_Given task_
Every entry below should be repeated exactly; the pictures should not.
-------- Information given
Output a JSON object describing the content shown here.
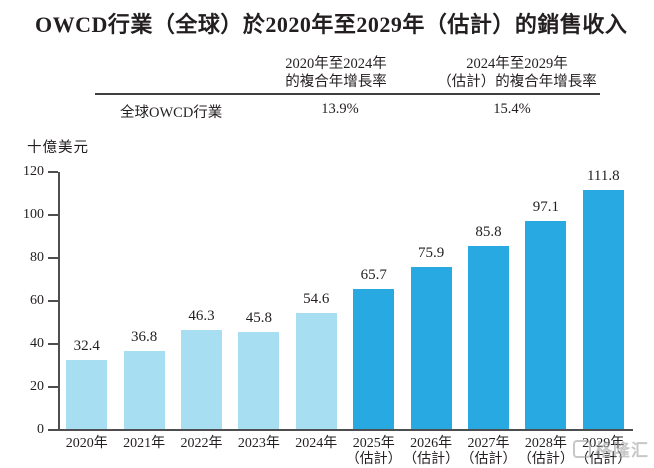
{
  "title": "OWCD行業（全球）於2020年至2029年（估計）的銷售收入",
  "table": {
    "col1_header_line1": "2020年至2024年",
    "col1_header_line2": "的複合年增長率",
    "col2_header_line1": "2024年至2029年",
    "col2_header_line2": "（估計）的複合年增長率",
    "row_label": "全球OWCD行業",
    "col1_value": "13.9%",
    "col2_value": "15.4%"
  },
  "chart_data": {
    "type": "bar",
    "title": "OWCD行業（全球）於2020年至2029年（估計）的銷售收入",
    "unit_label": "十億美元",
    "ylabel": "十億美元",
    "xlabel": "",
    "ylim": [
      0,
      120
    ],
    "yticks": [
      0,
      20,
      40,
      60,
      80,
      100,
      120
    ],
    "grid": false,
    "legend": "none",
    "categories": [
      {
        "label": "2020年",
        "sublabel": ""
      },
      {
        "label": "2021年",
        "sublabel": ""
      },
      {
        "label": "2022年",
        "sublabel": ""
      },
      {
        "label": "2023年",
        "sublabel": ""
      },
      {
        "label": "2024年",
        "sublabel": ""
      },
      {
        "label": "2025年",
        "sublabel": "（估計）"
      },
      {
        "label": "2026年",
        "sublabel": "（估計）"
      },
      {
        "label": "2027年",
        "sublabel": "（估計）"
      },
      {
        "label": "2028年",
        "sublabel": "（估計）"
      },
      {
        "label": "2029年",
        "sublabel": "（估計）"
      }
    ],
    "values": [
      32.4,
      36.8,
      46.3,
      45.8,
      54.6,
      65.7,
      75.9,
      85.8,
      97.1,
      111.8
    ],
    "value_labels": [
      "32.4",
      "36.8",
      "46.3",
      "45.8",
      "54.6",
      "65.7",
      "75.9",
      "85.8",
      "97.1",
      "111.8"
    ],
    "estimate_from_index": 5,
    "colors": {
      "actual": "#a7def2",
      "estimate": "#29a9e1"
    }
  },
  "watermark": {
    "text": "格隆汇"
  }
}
----------------
_Reply_
Output a JSON object describing the content shown here.
{
  "title": "OWCD行業（全球）於2020年至2029年（估計）的銷售收入",
  "table": {
    "col1_header_line1": "2020年至2024年",
    "col1_header_line2": "的複合年增長率",
    "col2_header_line1": "2024年至2029年",
    "col2_header_line2": "（估計）的複合年增長率",
    "row_label": "全球OWCD行業",
    "col1_value": "13.9%",
    "col2_value": "15.4%"
  },
  "chart_data": {
    "type": "bar",
    "title": "OWCD行業（全球）於2020年至2029年（估計）的銷售收入",
    "unit_label": "十億美元",
    "ylabel": "十億美元",
    "xlabel": "",
    "ylim": [
      0,
      120
    ],
    "yticks": [
      0,
      20,
      40,
      60,
      80,
      100,
      120
    ],
    "grid": false,
    "legend": "none",
    "categories": [
      {
        "label": "2020年",
        "sublabel": ""
      },
      {
        "label": "2021年",
        "sublabel": ""
      },
      {
        "label": "2022年",
        "sublabel": ""
      },
      {
        "label": "2023年",
        "sublabel": ""
      },
      {
        "label": "2024年",
        "sublabel": ""
      },
      {
        "label": "2025年",
        "sublabel": "（估計）"
      },
      {
        "label": "2026年",
        "sublabel": "（估計）"
      },
      {
        "label": "2027年",
        "sublabel": "（估計）"
      },
      {
        "label": "2028年",
        "sublabel": "（估計）"
      },
      {
        "label": "2029年",
        "sublabel": "（估計）"
      }
    ],
    "values": [
      32.4,
      36.8,
      46.3,
      45.8,
      54.6,
      65.7,
      75.9,
      85.8,
      97.1,
      111.8
    ],
    "value_labels": [
      "32.4",
      "36.8",
      "46.3",
      "45.8",
      "54.6",
      "65.7",
      "75.9",
      "85.8",
      "97.1",
      "111.8"
    ],
    "estimate_from_index": 5,
    "colors": {
      "actual": "#a7def2",
      "estimate": "#29a9e1"
    }
  },
  "watermark": {
    "text": "格隆汇"
  }
}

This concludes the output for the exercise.